** START **

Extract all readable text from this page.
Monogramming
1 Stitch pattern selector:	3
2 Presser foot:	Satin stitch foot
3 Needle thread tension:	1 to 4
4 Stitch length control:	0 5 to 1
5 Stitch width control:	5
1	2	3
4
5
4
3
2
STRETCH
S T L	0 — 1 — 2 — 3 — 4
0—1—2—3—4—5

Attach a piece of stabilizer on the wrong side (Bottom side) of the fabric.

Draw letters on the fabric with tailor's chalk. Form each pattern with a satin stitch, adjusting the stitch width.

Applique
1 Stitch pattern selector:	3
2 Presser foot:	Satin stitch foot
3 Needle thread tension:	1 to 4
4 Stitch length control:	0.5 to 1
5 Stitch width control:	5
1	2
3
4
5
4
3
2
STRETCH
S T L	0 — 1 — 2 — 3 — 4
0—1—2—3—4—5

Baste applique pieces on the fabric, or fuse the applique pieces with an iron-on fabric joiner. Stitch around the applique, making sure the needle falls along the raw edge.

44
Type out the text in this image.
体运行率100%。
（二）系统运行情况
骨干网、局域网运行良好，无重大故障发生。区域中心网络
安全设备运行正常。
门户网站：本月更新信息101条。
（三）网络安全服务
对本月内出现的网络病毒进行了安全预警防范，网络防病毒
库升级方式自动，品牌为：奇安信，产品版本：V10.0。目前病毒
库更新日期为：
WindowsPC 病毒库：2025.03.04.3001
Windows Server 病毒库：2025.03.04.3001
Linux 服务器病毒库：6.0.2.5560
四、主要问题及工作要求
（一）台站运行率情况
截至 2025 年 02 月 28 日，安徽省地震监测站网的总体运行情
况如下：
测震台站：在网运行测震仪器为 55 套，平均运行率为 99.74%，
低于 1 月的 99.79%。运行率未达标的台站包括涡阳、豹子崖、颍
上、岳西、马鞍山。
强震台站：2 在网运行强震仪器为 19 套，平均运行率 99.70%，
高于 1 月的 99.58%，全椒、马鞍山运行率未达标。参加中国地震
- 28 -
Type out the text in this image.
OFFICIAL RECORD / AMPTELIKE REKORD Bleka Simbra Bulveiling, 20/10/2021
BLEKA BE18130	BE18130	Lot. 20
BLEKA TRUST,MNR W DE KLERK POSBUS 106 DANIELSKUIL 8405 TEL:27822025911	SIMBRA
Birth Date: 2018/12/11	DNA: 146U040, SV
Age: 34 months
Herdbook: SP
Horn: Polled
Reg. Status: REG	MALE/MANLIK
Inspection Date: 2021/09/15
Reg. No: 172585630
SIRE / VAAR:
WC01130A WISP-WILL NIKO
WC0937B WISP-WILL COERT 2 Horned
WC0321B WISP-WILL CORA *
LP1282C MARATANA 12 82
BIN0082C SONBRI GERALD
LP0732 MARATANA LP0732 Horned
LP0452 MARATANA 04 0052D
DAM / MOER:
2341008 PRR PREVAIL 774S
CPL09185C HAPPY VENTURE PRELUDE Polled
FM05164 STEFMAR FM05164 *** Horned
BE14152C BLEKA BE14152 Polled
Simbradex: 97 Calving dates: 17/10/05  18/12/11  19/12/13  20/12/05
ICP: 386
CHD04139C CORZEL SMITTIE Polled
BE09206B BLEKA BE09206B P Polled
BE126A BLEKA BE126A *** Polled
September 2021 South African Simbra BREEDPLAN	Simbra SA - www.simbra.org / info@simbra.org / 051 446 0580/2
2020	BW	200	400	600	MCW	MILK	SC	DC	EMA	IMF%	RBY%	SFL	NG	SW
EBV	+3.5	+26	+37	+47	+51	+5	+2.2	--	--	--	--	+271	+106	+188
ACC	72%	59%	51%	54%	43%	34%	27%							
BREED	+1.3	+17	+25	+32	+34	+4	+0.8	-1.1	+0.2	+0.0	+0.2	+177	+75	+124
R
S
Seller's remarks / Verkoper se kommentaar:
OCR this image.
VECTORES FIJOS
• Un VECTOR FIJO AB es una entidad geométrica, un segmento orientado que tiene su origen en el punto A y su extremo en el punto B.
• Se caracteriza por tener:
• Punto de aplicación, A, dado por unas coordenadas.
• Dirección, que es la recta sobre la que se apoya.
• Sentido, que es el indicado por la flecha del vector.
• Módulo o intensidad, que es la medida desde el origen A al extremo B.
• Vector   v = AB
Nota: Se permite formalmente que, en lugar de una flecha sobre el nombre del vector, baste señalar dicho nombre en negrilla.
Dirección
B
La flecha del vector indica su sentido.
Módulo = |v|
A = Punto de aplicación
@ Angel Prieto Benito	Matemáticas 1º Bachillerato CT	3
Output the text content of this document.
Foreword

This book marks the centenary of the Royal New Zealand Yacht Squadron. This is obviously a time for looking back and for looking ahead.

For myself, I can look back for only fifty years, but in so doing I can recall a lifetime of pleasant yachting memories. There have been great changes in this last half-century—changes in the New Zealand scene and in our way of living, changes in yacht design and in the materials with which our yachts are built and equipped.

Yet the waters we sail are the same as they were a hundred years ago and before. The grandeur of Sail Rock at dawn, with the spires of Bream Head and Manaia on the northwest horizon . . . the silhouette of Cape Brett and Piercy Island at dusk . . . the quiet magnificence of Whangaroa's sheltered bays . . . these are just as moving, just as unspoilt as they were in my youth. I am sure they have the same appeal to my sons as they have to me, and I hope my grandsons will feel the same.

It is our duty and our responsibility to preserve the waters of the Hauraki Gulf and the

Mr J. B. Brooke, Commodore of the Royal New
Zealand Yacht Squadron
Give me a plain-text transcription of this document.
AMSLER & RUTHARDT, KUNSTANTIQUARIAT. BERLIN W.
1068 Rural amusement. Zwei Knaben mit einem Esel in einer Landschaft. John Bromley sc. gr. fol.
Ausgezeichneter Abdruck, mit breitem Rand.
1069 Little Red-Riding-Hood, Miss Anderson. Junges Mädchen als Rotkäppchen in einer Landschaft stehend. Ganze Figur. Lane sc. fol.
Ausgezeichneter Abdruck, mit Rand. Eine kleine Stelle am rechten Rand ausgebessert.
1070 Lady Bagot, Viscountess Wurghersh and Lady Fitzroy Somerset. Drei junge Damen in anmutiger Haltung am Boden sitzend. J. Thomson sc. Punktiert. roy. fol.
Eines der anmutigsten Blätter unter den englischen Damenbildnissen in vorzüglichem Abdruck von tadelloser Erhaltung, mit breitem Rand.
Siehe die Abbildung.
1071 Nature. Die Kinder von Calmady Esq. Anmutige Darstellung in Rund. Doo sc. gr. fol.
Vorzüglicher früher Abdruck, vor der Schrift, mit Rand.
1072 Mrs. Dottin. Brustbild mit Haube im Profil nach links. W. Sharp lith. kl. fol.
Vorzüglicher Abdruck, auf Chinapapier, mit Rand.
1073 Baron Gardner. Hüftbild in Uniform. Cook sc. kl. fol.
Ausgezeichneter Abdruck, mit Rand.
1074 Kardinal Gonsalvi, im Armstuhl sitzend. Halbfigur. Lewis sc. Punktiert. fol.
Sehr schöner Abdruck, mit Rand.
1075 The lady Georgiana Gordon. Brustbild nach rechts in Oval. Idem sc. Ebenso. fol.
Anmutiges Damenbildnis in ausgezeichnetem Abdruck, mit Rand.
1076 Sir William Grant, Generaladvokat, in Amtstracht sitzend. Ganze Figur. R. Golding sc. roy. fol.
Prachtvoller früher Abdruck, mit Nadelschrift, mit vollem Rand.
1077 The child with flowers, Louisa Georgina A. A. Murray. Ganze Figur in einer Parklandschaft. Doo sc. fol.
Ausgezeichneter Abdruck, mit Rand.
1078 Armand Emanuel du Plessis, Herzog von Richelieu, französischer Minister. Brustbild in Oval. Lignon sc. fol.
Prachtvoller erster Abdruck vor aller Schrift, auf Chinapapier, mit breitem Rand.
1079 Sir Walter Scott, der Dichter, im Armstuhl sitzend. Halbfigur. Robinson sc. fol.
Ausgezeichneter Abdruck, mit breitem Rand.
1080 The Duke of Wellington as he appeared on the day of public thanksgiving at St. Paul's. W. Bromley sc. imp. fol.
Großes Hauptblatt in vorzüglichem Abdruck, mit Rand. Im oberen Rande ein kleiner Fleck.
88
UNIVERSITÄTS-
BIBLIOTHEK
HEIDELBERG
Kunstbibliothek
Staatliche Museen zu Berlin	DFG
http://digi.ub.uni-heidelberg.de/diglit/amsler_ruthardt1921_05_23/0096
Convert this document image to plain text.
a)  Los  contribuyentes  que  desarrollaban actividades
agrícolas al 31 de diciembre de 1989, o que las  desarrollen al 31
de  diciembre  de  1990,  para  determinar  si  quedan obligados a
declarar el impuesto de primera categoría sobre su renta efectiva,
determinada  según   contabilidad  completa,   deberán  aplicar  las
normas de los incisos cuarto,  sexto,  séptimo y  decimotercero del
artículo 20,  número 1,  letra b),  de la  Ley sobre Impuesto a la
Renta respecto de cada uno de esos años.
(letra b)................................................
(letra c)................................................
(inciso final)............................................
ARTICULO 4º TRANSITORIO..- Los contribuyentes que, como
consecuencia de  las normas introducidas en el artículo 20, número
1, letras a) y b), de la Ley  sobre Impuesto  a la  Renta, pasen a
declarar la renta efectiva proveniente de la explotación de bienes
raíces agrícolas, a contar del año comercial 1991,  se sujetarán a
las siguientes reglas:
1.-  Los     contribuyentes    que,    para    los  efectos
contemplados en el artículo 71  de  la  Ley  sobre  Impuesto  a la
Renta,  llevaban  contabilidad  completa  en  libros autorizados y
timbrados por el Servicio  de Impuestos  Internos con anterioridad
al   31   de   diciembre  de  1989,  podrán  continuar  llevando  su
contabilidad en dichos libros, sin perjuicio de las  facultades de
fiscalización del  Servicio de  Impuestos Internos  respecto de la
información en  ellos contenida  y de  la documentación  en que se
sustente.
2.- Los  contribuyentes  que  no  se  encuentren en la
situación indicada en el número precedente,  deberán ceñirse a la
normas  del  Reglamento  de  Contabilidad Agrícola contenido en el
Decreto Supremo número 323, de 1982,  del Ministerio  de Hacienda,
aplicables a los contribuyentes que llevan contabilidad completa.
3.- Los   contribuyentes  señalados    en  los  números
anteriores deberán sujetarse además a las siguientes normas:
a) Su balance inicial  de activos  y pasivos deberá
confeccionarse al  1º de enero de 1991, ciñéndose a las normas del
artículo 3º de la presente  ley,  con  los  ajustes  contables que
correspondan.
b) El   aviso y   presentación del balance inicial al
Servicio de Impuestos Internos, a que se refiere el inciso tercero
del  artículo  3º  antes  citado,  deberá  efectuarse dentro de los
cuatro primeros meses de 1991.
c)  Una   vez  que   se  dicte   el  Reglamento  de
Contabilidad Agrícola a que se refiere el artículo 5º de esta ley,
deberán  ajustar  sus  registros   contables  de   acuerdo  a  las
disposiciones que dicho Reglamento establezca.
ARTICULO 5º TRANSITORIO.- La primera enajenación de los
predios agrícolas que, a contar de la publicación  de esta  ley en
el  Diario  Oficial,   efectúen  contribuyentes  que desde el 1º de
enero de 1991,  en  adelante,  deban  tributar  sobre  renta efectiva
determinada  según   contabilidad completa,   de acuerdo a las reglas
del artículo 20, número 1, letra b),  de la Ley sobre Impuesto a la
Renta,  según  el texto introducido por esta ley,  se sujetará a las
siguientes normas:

** END **

- Given request -
From the data above, work out how many lines contain the string "fabric" and reply with only the number.

- The completed task -
3